■ Work to do:
A verbatim copy of the records is required, with all pictures left out.

[Records]
··········

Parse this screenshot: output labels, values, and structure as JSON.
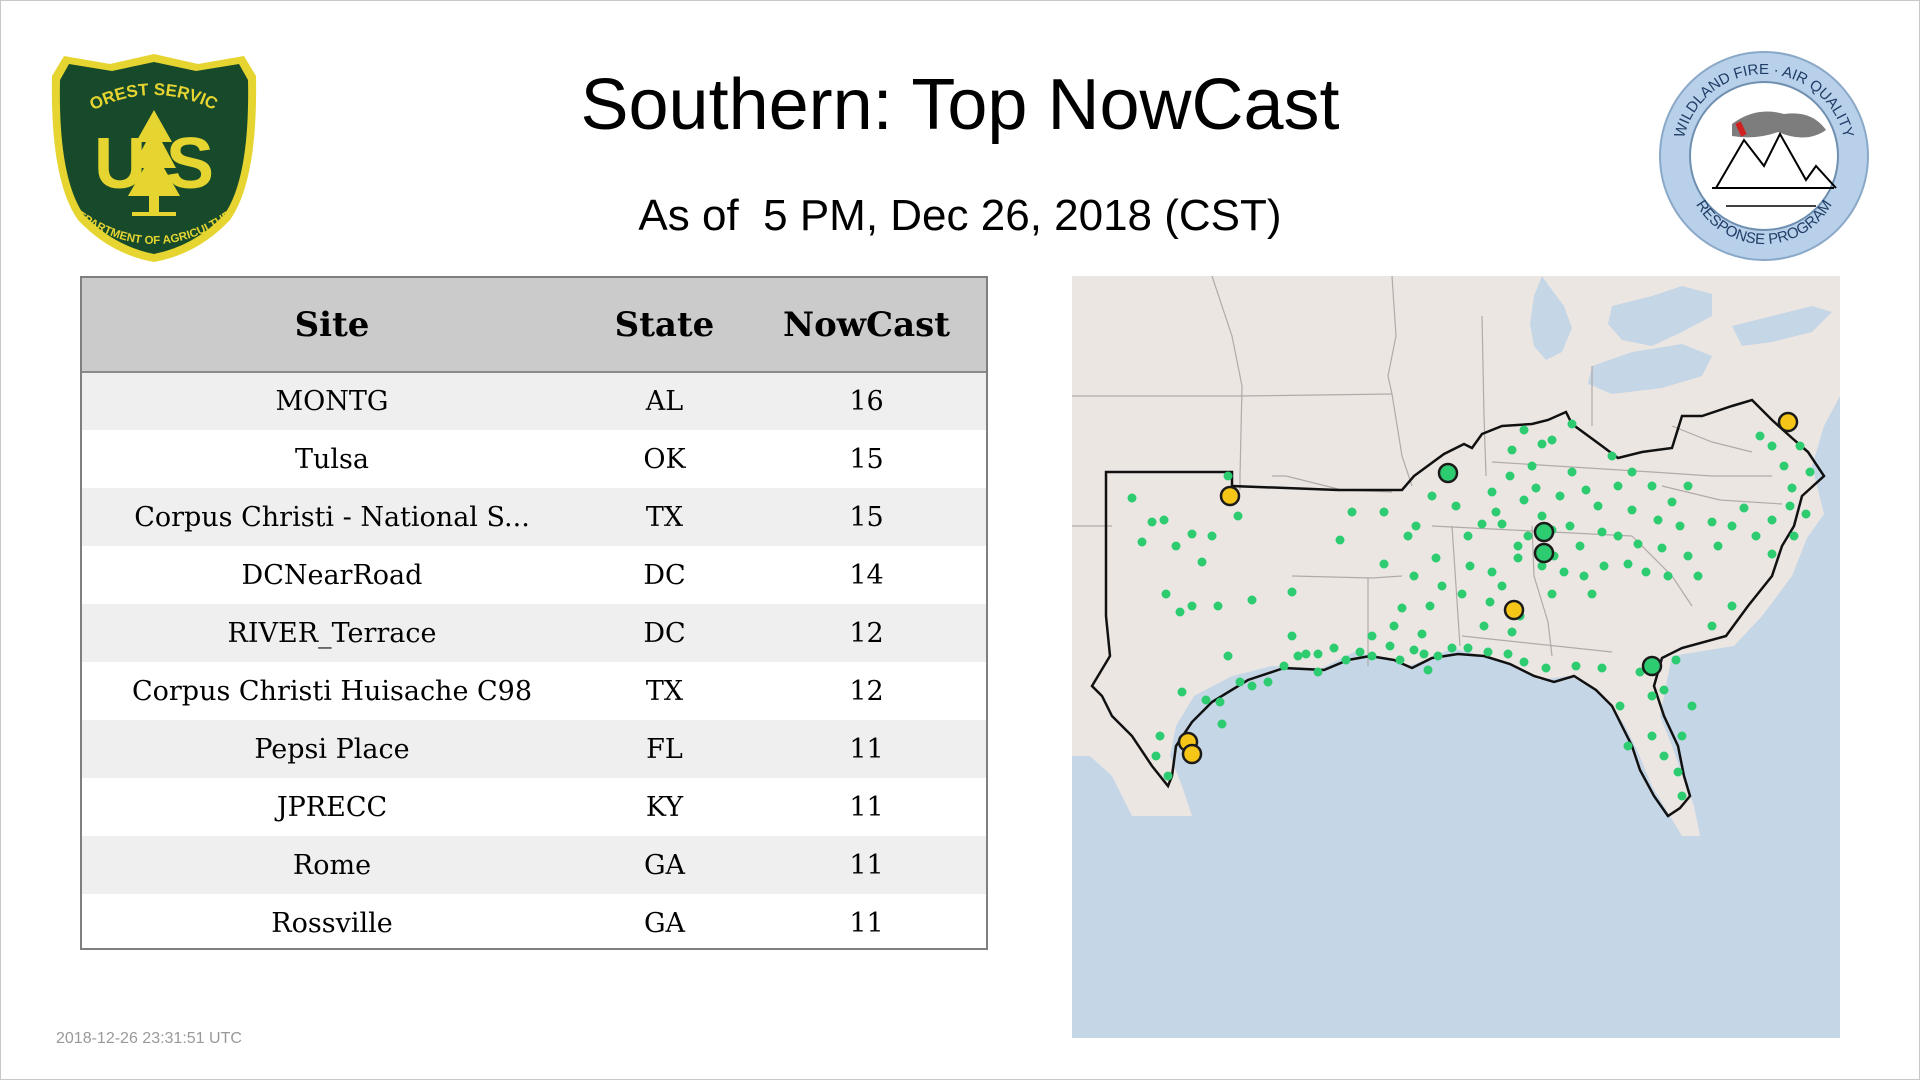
{
  "header": {
    "title": "Southern: Top NowCast",
    "subtitle": "As of  5 PM, Dec 26, 2018 (CST)"
  },
  "logos": {
    "forest_service": {
      "top_text": "FOREST SERVICE",
      "letters": "U S",
      "bottom_text": "DEPARTMENT OF AGRICULTURE"
    },
    "wfaqrp": {
      "ring_text_top": "WILDLAND FIRE · AIR QUALITY",
      "ring_text_bottom": "RESPONSE PROGRAM"
    }
  },
  "table": {
    "headers": [
      "Site",
      "State",
      "NowCast"
    ],
    "rows": [
      [
        "MONTG",
        "AL",
        "16"
      ],
      [
        "Tulsa",
        "OK",
        "15"
      ],
      [
        "Corpus Christi - National S...",
        "TX",
        "15"
      ],
      [
        "DCNearRoad",
        "DC",
        "14"
      ],
      [
        "RIVER_Terrace",
        "DC",
        "12"
      ],
      [
        "Corpus Christi Huisache C98",
        "TX",
        "12"
      ],
      [
        "Pepsi Place",
        "FL",
        "11"
      ],
      [
        "JPRECC",
        "KY",
        "11"
      ],
      [
        "Rome",
        "GA",
        "11"
      ],
      [
        "Rossville",
        "GA",
        "11"
      ]
    ]
  },
  "map": {
    "colors": {
      "land": "#ece6e3",
      "water": "#c5d6e6",
      "good": "#2ecc71",
      "moderate": "#f5c518"
    }
  },
  "footer": {
    "timestamp": "2018-12-26 23:31:51 UTC"
  }
}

··········

■ Written solution:
Parse this screenshot: output labels, values, and structure as JSON.
{
  "header": {
    "title": "Southern: Top NowCast",
    "subtitle": "As of  5 PM, Dec 26, 2018 (CST)"
  },
  "logos": {
    "forest_service": {
      "top_text": "FOREST SERVICE",
      "letters": "U S",
      "bottom_text": "DEPARTMENT OF AGRICULTURE"
    },
    "wfaqrp": {
      "ring_text_top": "WILDLAND FIRE · AIR QUALITY",
      "ring_text_bottom": "RESPONSE PROGRAM"
    }
  },
  "table": {
    "headers": [
      "Site",
      "State",
      "NowCast"
    ],
    "rows": [
      [
        "MONTG",
        "AL",
        "16"
      ],
      [
        "Tulsa",
        "OK",
        "15"
      ],
      [
        "Corpus Christi - National S...",
        "TX",
        "15"
      ],
      [
        "DCNearRoad",
        "DC",
        "14"
      ],
      [
        "RIVER_Terrace",
        "DC",
        "12"
      ],
      [
        "Corpus Christi Huisache C98",
        "TX",
        "12"
      ],
      [
        "Pepsi Place",
        "FL",
        "11"
      ],
      [
        "JPRECC",
        "KY",
        "11"
      ],
      [
        "Rome",
        "GA",
        "11"
      ],
      [
        "Rossville",
        "GA",
        "11"
      ]
    ]
  },
  "map": {
    "colors": {
      "land": "#ece6e3",
      "water": "#c5d6e6",
      "good": "#2ecc71",
      "moderate": "#f5c518"
    }
  },
  "footer": {
    "timestamp": "2018-12-26 23:31:51 UTC"
  }
}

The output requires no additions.